*OBJECTIVE:*
Extract the text of every entry below exactly; leave images out.

*MATERIAL FOR THIS TASK:*
<<<<

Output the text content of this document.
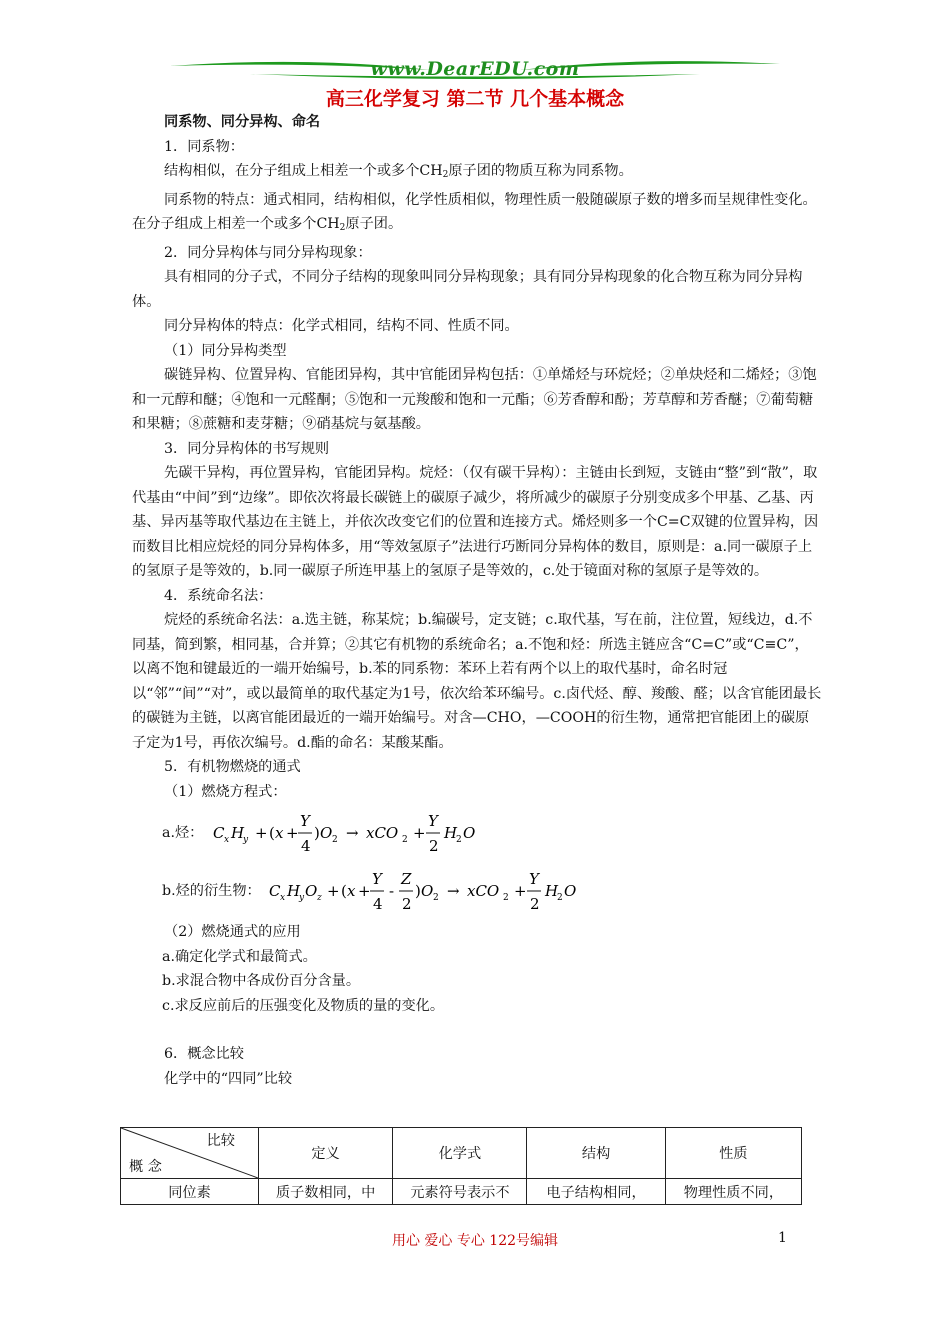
www.DearEDU.com
高三化学复习 第二节 几个基本概念

同系物、同分异构、命名

1．同系物：

结构相似，在分子组成上相差一个或多个$CH_2$原子团的物质互称为同系物。

同系物的特点：通式相同，结构相似，化学性质相似，物理性质一般随碳原子数的增多而呈规律性变化。在分子组成上相差一个或多个$CH_2$原子团。

2．同分异构体与同分异构现象：

具有相同的分子式，不同分子结构的现象叫同分异构现象；具有同分异构现象的化合物互称为同分异构体。

同分异构体的特点：化学式相同，结构不同、性质不同。

（1）同分异构类型

碳链异构、位置异构、官能团异构，其中官能团异构包括：①单烯烃与环烷烃；②单炔烃和二烯烃；③饱和一元醇和醚；④饱和一元醛酮；⑤饱和一元羧酸和饱和一元酯；⑥芳香醇和酚；芳草醇和芳香醚；⑦葡萄糖和果糖；⑧蔗糖和麦芽糖；⑨硝基烷与氨基酸。

3．同分异构体的书写规则

先碳干异构，再位置异构，官能团异构。烷烃：（仅有碳干异构）：主链由长到短，支链由“整”到“散”，取代基由“中间”到“边缘”。即依次将最长碳链上的碳原子减少，将所减少的碳原子分别变成多个甲基、乙基、丙基、异丙基等取代基边在主链上，并依次改变它们的位置和连接方式。烯烃则多一个C=C双键的位置异构，因而数目比相应烷烃的同分异构体多，用“等效氢原子”法进行巧断同分异构体的数目，原则是：a.同一碳原子上的氢原子是等效的，b.同一碳原子所连甲基上的氢原子是等效的，c.处于镜面对称的氢原子是等效的。

4．系统命名法：

烷烃的系统命名法：a.选主链，称某烷；b.编碳号，定支链；c.取代基，写在前，注位置，短线边，d.不同基，简到繁，相同基，合并算；②其它有机物的系统命名；a.不饱和烃：所选主链应含“C=C”或“C≡C”，以离不饱和键最近的一端开始编号，b.苯的同系物：苯环上若有两个以上的取代基时，命名时冠以“邻”“间”“对”，或以最简单的取代基定为1号，依次给苯环编号。c.卤代烃、醇、羧酸、醛；以含官能团最长的碳链为主链，以离官能团最近的一端开始编号。对含—CHO，—COOH的衍生物，通常把官能团上的碳原子定为1号，再依次编号。d.酯的命名：某酸某酯。

5．有机物燃烧的通式

（1）燃烧方程式：

a.烃： C x H
y + ( x +
Y
4
) O 2 → xCO 2 +
Y
2
H
2 O
b.烃的衍生物： C x H
y O z + ( x +
Y
4
-
Z
2
) O 2 → xCO 2 +
Y
2
H
2 O

（2）燃烧通式的应用

a.确定化学式和最简式。

b.求混合物中各成份百分含量。

c.求反应前后的压强变化及物质的量的变化。

6．概念比较

化学中的“四同”比较

比较
概 念	定义	化学式	结构	性质
同位素	质子数相同，中	元素符号表示不	电子结构相同，	物理性质不同，
用心 爱心 专心 122号编辑	1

>>>>

*SOLUTION TO THE EXERCISE:*
Output the text content of this document.
www.DearEDU.com
高三化学复习 第二节 几个基本概念

同系物、同分异构、命名

1．同系物：

结构相似，在分子组成上相差一个或多个$CH_2$原子团的物质互称为同系物。

同系物的特点：通式相同，结构相似，化学性质相似，物理性质一般随碳原子数的增多而呈规律性变化。在分子组成上相差一个或多个$CH_2$原子团。

2．同分异构体与同分异构现象：

具有相同的分子式，不同分子结构的现象叫同分异构现象；具有同分异构现象的化合物互称为同分异构体。

同分异构体的特点：化学式相同，结构不同、性质不同。

（1）同分异构类型

碳链异构、位置异构、官能团异构，其中官能团异构包括：①单烯烃与环烷烃；②单炔烃和二烯烃；③饱和一元醇和醚；④饱和一元醛酮；⑤饱和一元羧酸和饱和一元酯；⑥芳香醇和酚；芳草醇和芳香醚；⑦葡萄糖和果糖；⑧蔗糖和麦芽糖；⑨硝基烷与氨基酸。

3．同分异构体的书写规则

先碳干异构，再位置异构，官能团异构。烷烃：（仅有碳干异构）：主链由长到短，支链由“整”到“散”，取代基由“中间”到“边缘”。即依次将最长碳链上的碳原子减少，将所减少的碳原子分别变成多个甲基、乙基、丙基、异丙基等取代基边在主链上，并依次改变它们的位置和连接方式。烯烃则多一个C=C双键的位置异构，因而数目比相应烷烃的同分异构体多，用“等效氢原子”法进行巧断同分异构体的数目，原则是：a.同一碳原子上的氢原子是等效的，b.同一碳原子所连甲基上的氢原子是等效的，c.处于镜面对称的氢原子是等效的。

4．系统命名法：

烷烃的系统命名法：a.选主链，称某烷；b.编碳号，定支链；c.取代基，写在前，注位置，短线边，d.不同基，简到繁，相同基，合并算；②其它有机物的系统命名；a.不饱和烃：所选主链应含“C=C”或“C≡C”，以离不饱和键最近的一端开始编号，b.苯的同系物：苯环上若有两个以上的取代基时，命名时冠以“邻”“间”“对”，或以最简单的取代基定为1号，依次给苯环编号。c.卤代烃、醇、羧酸、醛；以含官能团最长的碳链为主链，以离官能团最近的一端开始编号。对含—CHO，—COOH的衍生物，通常把官能团上的碳原子定为1号，再依次编号。d.酯的命名：某酸某酯。

5．有机物燃烧的通式

（1）燃烧方程式：

a.烃： C x H
y + ( x +
Y
4
) O 2 → xCO 2 +
Y
2
H
2 O
b.烃的衍生物： C x H
y O z + ( x +
Y
4
-
Z
2
) O 2 → xCO 2 +
Y
2
H
2 O

（2）燃烧通式的应用

a.确定化学式和最简式。

b.求混合物中各成份百分含量。

c.求反应前后的压强变化及物质的量的变化。

6．概念比较

化学中的“四同”比较

比较
概 念	定义	化学式	结构	性质
同位素	质子数相同，中	元素符号表示不	电子结构相同，	物理性质不同，
用心 爱心 专心 122号编辑	1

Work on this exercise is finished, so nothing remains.